▸ Ausgangsmaterial
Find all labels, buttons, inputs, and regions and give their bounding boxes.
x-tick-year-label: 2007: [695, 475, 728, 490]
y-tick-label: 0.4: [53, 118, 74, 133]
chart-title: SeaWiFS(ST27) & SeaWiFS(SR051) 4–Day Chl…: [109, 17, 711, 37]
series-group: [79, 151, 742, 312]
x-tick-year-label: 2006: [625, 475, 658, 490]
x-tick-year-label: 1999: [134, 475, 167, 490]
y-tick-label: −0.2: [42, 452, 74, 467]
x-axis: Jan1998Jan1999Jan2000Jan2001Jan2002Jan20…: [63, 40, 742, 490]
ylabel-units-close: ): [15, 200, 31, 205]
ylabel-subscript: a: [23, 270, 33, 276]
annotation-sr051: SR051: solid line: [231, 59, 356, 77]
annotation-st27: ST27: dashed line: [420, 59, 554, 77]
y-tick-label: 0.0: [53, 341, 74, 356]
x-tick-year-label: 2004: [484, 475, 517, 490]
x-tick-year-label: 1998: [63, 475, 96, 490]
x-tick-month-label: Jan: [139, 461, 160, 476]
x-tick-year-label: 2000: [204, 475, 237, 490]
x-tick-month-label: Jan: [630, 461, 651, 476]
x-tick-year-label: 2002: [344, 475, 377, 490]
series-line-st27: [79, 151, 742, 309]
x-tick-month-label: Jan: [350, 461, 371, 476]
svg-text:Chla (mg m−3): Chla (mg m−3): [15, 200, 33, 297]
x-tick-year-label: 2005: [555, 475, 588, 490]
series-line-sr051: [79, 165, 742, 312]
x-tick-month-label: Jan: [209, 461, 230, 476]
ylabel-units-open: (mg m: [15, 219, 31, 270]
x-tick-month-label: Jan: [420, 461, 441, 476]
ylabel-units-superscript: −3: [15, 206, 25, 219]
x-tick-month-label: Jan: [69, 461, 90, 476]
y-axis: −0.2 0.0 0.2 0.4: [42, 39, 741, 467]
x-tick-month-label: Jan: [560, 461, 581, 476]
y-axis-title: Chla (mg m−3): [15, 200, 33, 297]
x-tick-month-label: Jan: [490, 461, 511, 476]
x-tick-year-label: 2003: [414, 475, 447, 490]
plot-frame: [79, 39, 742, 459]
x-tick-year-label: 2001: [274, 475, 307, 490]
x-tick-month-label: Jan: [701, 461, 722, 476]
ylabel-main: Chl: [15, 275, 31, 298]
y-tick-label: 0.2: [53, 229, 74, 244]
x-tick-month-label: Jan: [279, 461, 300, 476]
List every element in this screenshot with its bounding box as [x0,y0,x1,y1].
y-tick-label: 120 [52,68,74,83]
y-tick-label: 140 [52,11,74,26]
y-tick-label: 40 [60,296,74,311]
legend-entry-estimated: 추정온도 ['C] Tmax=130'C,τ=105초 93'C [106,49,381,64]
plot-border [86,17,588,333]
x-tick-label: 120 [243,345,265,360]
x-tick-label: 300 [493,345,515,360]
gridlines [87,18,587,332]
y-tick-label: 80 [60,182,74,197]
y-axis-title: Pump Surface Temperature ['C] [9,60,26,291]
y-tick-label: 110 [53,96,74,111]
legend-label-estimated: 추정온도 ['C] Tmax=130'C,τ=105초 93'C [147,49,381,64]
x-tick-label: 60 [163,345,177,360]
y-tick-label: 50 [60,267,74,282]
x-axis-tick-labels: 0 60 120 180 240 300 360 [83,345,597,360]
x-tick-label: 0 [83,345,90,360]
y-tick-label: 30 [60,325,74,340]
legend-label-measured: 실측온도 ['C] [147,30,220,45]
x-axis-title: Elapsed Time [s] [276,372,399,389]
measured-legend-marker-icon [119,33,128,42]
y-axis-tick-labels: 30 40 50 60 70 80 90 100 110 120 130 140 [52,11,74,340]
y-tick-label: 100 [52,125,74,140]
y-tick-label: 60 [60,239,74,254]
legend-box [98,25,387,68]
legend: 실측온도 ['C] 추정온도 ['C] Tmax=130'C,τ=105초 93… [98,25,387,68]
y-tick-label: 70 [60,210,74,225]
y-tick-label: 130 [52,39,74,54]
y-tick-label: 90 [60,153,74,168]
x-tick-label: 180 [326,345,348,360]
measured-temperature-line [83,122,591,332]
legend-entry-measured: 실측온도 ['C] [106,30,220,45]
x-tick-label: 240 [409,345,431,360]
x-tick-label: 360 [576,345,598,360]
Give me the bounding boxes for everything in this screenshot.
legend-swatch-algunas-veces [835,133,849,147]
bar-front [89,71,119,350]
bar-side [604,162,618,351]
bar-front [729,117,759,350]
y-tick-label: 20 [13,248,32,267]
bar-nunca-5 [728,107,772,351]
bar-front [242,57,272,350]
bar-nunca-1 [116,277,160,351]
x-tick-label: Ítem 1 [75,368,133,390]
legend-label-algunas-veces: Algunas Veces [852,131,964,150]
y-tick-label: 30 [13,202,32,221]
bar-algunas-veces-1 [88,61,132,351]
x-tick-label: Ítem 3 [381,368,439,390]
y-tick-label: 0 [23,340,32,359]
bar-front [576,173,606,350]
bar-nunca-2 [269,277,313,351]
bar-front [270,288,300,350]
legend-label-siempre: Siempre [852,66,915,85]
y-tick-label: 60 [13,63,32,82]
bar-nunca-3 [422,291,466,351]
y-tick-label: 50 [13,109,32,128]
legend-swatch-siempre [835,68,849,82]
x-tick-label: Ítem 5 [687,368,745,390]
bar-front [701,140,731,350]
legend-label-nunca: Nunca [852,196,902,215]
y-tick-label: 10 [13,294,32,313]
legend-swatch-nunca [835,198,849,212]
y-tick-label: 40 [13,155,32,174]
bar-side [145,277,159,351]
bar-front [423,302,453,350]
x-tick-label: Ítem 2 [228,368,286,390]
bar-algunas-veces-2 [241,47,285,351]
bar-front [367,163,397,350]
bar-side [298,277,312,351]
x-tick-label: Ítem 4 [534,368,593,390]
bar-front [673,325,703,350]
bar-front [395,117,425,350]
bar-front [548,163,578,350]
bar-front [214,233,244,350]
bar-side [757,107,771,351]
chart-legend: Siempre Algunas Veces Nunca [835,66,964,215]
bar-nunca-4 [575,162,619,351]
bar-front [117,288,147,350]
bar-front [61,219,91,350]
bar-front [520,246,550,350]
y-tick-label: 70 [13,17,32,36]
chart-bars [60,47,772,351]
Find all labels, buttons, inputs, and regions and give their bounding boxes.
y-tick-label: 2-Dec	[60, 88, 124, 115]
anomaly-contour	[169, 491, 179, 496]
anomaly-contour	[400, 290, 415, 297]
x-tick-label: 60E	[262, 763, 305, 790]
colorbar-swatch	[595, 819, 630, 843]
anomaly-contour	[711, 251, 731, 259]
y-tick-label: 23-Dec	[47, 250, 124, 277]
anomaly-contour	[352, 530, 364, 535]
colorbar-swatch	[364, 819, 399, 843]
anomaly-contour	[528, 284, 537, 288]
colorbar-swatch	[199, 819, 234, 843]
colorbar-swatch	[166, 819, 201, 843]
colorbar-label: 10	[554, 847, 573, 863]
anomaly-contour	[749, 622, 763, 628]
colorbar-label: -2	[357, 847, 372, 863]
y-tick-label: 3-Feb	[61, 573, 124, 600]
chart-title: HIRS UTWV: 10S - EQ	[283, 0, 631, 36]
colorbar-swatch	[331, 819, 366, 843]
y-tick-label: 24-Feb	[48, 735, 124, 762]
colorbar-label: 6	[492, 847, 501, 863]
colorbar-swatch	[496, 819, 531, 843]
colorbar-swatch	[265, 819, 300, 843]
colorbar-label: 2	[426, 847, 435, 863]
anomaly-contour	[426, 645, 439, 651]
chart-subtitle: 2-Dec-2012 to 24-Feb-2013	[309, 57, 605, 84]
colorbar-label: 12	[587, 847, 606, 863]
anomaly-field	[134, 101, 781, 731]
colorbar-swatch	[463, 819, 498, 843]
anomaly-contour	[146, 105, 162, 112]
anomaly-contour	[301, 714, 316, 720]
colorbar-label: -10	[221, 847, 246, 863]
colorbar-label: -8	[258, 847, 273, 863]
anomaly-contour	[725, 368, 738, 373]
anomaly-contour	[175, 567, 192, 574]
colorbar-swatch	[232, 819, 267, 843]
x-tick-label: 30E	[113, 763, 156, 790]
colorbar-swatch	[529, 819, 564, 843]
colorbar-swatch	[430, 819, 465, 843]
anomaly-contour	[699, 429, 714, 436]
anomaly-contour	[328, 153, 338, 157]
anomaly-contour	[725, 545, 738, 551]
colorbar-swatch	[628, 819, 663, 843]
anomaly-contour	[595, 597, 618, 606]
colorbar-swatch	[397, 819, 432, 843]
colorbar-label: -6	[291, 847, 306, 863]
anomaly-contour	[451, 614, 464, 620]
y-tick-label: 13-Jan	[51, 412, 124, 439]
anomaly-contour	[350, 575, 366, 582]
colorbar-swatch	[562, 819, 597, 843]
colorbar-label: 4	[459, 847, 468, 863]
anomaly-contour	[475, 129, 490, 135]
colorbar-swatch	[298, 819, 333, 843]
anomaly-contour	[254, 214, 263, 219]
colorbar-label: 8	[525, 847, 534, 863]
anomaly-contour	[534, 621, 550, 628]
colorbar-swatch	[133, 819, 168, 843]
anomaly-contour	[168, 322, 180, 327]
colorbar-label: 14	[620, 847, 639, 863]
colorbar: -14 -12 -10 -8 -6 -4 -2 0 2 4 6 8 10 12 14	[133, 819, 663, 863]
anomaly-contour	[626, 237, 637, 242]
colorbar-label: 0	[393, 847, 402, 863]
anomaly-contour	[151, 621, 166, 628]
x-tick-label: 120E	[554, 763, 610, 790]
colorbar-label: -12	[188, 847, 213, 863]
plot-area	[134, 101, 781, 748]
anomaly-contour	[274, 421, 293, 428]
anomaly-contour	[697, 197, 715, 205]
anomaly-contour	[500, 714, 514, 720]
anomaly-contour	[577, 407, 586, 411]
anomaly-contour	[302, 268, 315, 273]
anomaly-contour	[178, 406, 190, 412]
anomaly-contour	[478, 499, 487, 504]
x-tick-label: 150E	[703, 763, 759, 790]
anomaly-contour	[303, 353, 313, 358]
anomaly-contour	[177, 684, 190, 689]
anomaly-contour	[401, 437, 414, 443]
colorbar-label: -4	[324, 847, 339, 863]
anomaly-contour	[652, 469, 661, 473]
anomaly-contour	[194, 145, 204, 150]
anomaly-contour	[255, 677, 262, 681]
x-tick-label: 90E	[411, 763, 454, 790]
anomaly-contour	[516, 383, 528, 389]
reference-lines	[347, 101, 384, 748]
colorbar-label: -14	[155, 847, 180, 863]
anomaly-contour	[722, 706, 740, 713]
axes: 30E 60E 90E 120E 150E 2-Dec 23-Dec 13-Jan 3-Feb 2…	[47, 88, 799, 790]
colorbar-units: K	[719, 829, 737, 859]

▸ Zu lösende Aufgabe
Schreibe die Zeilen ab der ersten Zeile bis einschließlich der Zeile mit "x-tick-month-label: Jan: [139, 461, 160, 476]" genau so ab, wie sie dastehen.

▸ Das Ergebnis
Find all labels, buttons, inputs, and regions and give their bounding boxes.
x-tick-year-label: 2007: [695, 475, 728, 490]
y-tick-label: 0.4: [53, 118, 74, 133]
chart-title: SeaWiFS(ST27) & SeaWiFS(SR051) 4–Day Chl…: [109, 17, 711, 37]
series-group: [79, 151, 742, 312]
x-tick-year-label: 2006: [625, 475, 658, 490]
x-tick-year-label: 1999: [134, 475, 167, 490]
y-tick-label: −0.2: [42, 452, 74, 467]
x-axis: Jan1998Jan1999Jan2000Jan2001Jan2002Jan20…: [63, 40, 742, 490]
ylabel-units-close: ): [15, 200, 31, 205]
ylabel-subscript: a: [23, 270, 33, 276]
annotation-sr051: SR051: solid line: [231, 59, 356, 77]
annotation-st27: ST27: dashed line: [420, 59, 554, 77]
y-tick-label: 0.0: [53, 341, 74, 356]
x-tick-year-label: 2004: [484, 475, 517, 490]
x-tick-year-label: 1998: [63, 475, 96, 490]
x-tick-month-label: Jan: [139, 461, 160, 476]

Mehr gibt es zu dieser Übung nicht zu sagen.